What is asked:
Count the lines below that contain the word "this", and report only that number.

Exercise material:
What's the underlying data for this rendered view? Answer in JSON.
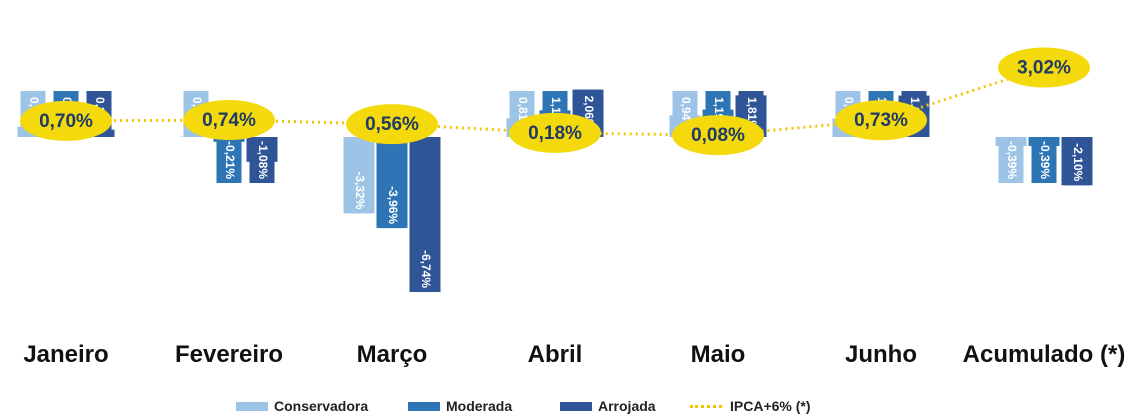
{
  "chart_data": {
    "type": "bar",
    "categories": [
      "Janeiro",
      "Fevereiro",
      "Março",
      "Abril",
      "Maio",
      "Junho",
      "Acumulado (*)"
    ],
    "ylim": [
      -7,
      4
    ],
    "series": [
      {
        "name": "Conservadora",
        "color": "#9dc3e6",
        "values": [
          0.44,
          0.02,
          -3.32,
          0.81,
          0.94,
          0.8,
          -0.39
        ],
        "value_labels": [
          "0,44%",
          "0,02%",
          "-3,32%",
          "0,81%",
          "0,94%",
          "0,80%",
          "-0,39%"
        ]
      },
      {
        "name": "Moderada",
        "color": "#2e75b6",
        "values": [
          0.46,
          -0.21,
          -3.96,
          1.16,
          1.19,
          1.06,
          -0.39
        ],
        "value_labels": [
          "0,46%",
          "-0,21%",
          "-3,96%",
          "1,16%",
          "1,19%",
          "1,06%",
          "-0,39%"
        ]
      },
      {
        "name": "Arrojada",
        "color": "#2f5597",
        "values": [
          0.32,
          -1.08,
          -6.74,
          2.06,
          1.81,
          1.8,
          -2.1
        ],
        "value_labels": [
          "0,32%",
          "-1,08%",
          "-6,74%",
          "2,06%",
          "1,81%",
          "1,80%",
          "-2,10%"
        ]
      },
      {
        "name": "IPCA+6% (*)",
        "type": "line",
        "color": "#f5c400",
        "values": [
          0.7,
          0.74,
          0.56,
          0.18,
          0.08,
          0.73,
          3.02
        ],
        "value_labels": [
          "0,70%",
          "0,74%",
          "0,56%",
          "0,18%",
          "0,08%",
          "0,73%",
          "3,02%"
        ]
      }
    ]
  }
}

==

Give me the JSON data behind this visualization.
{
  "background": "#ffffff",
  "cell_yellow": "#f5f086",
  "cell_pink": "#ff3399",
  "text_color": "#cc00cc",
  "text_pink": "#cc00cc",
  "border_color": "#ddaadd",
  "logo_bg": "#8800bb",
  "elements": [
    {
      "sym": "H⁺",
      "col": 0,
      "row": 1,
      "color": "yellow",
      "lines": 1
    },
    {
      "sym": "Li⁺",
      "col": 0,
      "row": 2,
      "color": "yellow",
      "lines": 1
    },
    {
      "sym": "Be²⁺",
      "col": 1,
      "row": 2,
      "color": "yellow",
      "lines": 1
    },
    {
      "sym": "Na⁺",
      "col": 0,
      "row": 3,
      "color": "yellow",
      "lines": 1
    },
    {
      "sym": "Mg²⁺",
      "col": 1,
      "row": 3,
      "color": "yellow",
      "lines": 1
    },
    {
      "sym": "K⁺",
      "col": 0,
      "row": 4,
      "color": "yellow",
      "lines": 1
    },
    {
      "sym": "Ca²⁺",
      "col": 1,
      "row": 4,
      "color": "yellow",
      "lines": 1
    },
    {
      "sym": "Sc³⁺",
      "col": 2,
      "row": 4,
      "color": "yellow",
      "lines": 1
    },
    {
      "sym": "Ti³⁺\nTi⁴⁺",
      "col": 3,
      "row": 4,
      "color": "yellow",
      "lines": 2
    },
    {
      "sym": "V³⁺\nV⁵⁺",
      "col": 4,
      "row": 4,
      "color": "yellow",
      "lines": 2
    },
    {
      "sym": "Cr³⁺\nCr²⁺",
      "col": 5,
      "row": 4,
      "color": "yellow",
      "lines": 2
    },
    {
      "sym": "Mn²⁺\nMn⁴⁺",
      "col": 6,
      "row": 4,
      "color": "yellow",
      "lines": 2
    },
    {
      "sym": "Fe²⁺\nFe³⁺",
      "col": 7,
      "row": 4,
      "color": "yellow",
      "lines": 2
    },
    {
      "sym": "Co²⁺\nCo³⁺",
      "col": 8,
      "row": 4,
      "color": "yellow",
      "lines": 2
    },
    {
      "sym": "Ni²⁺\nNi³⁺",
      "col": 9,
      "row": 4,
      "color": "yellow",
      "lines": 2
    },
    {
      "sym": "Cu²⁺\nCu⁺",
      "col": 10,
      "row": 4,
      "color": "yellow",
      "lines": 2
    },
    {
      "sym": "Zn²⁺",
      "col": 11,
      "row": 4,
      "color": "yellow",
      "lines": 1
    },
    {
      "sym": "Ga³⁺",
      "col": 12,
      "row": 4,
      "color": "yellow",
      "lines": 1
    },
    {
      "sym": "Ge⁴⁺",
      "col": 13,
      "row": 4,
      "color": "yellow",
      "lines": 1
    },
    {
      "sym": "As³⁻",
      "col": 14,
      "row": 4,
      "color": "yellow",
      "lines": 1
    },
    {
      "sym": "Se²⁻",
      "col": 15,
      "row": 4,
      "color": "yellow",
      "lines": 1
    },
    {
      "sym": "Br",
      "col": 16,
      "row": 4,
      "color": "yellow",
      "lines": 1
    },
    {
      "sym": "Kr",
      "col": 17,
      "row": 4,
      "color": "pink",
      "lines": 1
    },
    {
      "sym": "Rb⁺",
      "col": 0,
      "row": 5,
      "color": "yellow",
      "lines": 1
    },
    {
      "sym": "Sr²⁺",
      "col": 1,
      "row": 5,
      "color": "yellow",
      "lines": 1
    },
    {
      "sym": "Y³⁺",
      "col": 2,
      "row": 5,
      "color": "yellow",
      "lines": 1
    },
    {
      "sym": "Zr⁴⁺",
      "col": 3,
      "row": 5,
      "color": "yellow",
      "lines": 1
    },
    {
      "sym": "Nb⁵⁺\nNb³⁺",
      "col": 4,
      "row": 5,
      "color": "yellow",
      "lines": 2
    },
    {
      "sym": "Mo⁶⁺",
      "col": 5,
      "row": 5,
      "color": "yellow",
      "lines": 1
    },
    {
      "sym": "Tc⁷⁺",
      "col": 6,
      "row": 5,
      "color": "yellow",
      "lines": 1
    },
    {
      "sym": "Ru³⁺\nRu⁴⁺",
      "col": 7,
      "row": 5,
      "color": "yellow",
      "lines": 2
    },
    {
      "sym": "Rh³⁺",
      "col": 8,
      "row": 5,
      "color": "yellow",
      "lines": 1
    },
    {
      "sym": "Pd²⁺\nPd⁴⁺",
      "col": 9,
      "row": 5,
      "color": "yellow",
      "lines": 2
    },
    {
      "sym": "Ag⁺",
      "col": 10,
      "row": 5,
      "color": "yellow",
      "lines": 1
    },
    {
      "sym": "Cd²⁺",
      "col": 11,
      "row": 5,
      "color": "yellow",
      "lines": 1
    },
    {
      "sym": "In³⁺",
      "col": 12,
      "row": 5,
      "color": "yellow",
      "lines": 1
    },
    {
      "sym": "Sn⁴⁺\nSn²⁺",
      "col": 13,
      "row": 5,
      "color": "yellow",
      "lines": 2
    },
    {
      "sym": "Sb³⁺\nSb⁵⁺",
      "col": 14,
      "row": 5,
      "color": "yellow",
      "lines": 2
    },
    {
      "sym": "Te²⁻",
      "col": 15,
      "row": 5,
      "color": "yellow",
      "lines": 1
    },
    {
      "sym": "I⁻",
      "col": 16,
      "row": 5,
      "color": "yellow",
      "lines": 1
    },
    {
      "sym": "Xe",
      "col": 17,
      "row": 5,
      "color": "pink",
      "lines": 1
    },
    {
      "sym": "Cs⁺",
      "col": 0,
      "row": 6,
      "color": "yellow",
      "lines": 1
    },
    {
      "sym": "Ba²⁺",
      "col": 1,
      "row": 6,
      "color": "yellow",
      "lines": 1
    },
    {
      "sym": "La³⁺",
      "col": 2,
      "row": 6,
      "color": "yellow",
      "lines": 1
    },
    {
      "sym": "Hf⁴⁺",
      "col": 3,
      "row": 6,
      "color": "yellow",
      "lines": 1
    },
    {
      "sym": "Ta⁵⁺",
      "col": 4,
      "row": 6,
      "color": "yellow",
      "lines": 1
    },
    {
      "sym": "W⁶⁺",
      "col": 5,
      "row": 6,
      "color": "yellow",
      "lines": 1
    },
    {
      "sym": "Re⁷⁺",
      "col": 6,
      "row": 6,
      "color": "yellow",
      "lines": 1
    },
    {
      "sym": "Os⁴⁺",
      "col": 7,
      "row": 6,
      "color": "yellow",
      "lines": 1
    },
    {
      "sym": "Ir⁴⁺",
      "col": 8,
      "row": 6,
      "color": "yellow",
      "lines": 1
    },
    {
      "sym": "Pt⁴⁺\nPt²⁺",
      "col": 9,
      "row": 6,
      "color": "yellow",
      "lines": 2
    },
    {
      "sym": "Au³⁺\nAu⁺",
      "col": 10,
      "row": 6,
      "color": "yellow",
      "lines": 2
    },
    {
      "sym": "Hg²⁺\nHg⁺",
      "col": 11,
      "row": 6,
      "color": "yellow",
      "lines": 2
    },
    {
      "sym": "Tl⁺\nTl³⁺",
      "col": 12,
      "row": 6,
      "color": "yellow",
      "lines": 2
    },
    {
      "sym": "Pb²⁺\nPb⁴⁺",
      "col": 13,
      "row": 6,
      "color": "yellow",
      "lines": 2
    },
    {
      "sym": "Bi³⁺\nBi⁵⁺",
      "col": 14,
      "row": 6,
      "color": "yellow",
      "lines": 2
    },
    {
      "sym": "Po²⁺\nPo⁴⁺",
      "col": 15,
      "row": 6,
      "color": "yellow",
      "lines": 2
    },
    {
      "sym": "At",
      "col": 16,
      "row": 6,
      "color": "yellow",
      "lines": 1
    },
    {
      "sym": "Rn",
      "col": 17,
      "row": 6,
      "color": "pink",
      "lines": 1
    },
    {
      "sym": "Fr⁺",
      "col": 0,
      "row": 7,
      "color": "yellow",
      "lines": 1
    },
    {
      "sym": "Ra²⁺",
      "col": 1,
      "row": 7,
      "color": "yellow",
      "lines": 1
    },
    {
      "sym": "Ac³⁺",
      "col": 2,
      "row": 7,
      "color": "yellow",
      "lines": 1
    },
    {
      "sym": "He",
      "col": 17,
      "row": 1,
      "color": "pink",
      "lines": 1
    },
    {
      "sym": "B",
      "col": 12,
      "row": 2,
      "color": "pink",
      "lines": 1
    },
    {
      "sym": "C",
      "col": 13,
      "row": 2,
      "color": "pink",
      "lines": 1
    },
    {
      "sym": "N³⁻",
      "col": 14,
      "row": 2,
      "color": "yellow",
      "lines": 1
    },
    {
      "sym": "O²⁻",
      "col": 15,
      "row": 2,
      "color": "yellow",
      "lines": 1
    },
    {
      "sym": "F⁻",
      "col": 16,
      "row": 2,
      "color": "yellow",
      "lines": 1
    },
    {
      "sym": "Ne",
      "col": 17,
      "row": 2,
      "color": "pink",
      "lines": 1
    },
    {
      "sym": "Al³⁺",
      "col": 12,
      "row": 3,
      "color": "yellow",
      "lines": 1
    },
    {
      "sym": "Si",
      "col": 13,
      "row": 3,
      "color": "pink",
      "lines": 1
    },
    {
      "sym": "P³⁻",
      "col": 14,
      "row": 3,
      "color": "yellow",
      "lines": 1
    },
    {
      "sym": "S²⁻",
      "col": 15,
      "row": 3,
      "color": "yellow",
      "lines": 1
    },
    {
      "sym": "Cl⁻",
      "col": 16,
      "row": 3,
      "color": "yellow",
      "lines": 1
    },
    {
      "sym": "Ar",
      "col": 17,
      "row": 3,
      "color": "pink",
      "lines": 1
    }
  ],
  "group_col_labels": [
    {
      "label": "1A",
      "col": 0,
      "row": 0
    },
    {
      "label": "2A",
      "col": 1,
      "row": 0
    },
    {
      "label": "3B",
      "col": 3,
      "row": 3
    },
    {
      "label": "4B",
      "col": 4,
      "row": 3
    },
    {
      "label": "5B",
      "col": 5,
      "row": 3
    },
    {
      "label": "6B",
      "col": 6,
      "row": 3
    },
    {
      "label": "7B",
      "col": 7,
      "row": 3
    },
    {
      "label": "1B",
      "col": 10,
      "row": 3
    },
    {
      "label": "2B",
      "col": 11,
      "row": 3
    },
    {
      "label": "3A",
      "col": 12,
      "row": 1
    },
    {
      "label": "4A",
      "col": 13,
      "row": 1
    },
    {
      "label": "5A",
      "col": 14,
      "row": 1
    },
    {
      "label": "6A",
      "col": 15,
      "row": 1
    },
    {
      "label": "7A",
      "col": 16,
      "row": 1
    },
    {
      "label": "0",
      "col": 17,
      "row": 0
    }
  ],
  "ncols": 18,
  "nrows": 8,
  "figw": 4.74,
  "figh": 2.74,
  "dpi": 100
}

Solution below:
2